● **Task brief**
Go through the material and pull out every line with the string "Checkout" in it.

● **Records for this exercise**
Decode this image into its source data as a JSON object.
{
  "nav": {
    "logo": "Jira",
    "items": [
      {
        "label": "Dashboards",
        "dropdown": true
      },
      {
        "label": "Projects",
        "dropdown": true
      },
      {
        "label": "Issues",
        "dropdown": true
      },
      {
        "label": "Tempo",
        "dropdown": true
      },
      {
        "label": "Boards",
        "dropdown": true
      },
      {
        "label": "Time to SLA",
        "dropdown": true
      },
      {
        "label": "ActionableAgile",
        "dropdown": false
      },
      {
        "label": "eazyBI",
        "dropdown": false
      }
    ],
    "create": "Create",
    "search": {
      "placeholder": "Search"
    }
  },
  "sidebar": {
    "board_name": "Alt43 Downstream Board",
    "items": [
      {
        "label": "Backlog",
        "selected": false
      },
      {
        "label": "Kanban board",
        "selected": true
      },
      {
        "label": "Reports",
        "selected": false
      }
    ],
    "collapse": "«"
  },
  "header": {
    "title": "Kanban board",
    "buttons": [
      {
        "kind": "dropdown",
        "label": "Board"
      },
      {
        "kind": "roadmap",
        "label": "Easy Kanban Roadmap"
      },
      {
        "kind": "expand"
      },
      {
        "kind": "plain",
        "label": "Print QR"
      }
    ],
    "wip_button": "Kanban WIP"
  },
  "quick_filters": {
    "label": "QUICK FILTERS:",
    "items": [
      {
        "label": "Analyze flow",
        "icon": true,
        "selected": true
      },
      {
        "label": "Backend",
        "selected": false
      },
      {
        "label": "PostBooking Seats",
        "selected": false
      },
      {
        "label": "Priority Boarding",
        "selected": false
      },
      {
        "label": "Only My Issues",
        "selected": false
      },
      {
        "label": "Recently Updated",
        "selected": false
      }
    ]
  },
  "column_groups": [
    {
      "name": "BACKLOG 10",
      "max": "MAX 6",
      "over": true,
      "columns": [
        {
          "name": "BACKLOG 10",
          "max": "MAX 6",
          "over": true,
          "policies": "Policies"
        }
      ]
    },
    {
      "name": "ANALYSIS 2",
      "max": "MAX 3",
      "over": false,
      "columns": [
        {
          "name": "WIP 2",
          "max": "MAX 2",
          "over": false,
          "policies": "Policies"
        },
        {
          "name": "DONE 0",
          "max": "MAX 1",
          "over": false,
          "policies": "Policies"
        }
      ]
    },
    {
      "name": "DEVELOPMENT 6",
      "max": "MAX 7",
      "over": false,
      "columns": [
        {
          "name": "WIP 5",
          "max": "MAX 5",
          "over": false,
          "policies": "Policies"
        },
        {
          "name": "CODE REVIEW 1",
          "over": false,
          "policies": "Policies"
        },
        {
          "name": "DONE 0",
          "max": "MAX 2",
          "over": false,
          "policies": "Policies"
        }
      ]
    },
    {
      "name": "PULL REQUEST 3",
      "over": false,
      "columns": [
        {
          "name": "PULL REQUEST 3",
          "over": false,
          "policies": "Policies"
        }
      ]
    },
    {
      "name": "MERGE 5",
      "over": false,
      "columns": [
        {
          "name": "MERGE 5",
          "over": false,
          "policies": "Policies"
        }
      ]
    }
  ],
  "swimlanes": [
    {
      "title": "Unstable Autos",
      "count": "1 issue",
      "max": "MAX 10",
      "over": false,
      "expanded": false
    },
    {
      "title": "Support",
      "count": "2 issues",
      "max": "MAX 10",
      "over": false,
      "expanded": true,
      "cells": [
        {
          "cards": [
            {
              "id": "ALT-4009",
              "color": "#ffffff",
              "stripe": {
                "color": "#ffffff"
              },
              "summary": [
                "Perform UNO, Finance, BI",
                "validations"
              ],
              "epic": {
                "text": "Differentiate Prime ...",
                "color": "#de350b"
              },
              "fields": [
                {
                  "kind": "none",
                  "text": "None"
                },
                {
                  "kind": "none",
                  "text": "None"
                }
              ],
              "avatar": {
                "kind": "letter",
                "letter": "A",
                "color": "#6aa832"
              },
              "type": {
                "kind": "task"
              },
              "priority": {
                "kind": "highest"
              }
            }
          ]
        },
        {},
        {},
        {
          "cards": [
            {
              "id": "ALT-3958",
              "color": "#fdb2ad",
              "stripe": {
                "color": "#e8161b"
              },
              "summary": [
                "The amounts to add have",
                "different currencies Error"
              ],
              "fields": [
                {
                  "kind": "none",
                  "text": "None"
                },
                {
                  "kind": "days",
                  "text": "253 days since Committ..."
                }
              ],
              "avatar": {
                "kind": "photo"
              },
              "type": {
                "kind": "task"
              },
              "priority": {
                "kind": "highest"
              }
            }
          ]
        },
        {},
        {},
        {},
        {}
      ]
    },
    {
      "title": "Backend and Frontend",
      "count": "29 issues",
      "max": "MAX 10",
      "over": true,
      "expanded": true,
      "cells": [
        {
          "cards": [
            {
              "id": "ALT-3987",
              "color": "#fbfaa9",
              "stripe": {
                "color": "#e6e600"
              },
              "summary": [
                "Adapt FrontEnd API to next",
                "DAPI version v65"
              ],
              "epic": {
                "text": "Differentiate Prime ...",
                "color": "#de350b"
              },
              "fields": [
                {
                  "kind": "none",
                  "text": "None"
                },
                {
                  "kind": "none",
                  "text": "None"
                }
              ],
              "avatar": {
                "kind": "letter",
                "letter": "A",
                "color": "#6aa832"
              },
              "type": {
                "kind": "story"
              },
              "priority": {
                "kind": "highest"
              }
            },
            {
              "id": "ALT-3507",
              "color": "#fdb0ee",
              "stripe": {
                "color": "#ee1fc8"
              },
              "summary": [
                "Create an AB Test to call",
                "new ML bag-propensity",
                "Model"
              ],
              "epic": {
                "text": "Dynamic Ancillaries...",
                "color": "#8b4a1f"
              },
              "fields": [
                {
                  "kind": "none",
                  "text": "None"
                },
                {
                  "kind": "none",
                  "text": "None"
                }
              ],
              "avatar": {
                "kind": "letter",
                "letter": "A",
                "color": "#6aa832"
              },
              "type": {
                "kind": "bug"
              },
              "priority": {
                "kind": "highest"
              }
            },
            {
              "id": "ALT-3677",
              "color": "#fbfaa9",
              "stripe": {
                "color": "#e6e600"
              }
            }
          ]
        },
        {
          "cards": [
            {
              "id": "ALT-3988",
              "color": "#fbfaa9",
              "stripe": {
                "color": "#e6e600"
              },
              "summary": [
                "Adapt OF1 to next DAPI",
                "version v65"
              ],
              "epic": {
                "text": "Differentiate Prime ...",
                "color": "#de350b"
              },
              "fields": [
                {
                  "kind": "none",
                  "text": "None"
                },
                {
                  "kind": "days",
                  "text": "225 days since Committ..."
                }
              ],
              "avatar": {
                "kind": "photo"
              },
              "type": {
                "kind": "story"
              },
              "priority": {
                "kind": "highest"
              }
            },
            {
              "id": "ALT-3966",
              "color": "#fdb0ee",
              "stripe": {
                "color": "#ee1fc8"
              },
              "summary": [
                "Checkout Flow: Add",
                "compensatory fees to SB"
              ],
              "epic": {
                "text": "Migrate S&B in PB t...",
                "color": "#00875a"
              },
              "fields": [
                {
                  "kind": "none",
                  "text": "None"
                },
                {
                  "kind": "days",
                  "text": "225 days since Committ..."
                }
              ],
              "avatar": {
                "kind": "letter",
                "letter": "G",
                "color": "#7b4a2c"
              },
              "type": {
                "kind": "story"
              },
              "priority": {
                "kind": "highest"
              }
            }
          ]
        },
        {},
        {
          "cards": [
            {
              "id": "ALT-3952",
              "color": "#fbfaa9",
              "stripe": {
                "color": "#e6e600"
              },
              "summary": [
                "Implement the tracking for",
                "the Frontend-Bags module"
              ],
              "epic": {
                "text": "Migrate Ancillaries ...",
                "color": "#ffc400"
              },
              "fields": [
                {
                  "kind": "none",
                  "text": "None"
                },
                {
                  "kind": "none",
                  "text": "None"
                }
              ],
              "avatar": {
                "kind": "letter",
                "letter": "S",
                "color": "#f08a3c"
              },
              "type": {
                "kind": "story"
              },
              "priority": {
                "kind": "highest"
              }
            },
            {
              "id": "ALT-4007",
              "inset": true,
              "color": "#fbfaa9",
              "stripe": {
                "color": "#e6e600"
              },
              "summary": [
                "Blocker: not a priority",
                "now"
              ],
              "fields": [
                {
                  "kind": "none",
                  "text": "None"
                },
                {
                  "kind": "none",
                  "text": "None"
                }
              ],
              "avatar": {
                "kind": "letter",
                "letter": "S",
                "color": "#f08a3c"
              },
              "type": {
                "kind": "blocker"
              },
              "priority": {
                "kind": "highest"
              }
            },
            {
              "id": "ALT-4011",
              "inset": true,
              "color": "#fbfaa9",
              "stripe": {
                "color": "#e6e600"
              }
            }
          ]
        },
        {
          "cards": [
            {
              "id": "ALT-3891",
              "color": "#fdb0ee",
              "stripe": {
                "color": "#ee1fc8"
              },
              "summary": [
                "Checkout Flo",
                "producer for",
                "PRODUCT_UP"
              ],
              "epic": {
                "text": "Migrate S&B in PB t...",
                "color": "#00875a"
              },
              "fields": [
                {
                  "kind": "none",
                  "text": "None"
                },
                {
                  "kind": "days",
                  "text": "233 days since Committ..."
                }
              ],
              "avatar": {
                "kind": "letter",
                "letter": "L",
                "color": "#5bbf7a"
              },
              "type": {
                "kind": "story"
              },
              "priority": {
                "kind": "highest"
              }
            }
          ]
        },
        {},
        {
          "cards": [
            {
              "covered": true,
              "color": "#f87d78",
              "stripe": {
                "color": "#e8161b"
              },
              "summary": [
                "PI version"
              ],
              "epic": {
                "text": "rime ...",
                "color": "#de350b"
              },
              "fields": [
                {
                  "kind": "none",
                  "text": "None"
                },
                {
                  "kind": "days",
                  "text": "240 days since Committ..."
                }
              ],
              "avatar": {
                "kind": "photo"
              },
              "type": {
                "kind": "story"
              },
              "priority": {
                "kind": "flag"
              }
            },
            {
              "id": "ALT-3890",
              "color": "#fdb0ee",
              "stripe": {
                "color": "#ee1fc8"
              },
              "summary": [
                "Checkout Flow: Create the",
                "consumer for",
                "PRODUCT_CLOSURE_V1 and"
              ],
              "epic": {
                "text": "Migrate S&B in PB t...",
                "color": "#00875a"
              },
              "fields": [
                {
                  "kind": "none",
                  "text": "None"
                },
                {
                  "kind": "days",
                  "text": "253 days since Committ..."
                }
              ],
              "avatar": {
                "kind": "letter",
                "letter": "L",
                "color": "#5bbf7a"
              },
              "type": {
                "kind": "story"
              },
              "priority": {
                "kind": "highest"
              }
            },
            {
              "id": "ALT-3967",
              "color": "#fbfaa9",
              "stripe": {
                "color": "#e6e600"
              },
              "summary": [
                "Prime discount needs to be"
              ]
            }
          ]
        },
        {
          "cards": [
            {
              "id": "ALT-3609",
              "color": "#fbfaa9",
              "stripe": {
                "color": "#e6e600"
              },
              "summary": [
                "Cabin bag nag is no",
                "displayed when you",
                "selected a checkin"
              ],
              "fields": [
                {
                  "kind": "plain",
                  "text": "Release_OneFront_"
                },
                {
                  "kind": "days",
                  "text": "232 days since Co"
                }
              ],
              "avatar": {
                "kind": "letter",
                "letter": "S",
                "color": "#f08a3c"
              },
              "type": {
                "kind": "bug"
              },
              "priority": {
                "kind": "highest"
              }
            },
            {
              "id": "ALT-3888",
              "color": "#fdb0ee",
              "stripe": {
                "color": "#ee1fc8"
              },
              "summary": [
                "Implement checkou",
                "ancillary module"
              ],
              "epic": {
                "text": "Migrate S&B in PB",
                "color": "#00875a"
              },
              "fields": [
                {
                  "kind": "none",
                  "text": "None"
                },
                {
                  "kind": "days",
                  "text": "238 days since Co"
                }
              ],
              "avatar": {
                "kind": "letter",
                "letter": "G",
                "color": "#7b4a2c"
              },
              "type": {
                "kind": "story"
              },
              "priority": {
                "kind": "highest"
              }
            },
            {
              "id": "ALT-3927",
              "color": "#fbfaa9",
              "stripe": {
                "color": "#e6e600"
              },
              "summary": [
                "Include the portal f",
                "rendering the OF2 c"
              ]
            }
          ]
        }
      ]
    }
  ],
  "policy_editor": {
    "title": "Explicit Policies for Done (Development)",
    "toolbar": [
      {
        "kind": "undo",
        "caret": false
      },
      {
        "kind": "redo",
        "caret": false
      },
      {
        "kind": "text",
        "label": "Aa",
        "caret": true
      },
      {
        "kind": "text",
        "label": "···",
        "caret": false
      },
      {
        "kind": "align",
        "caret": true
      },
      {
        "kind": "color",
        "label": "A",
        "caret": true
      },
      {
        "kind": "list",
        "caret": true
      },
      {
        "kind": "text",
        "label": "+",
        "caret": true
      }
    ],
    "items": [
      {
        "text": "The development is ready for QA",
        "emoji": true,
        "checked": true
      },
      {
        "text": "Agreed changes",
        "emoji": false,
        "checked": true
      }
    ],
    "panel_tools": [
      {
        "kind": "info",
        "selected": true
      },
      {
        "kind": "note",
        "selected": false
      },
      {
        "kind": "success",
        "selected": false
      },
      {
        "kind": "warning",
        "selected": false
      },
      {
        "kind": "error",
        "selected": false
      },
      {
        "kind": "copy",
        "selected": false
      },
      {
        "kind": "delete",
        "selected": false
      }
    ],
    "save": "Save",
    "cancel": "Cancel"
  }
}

● **Correct answer**
                "Checkout Flow: Add",
                "Checkout Flo",
                "Checkout Flow: Create the",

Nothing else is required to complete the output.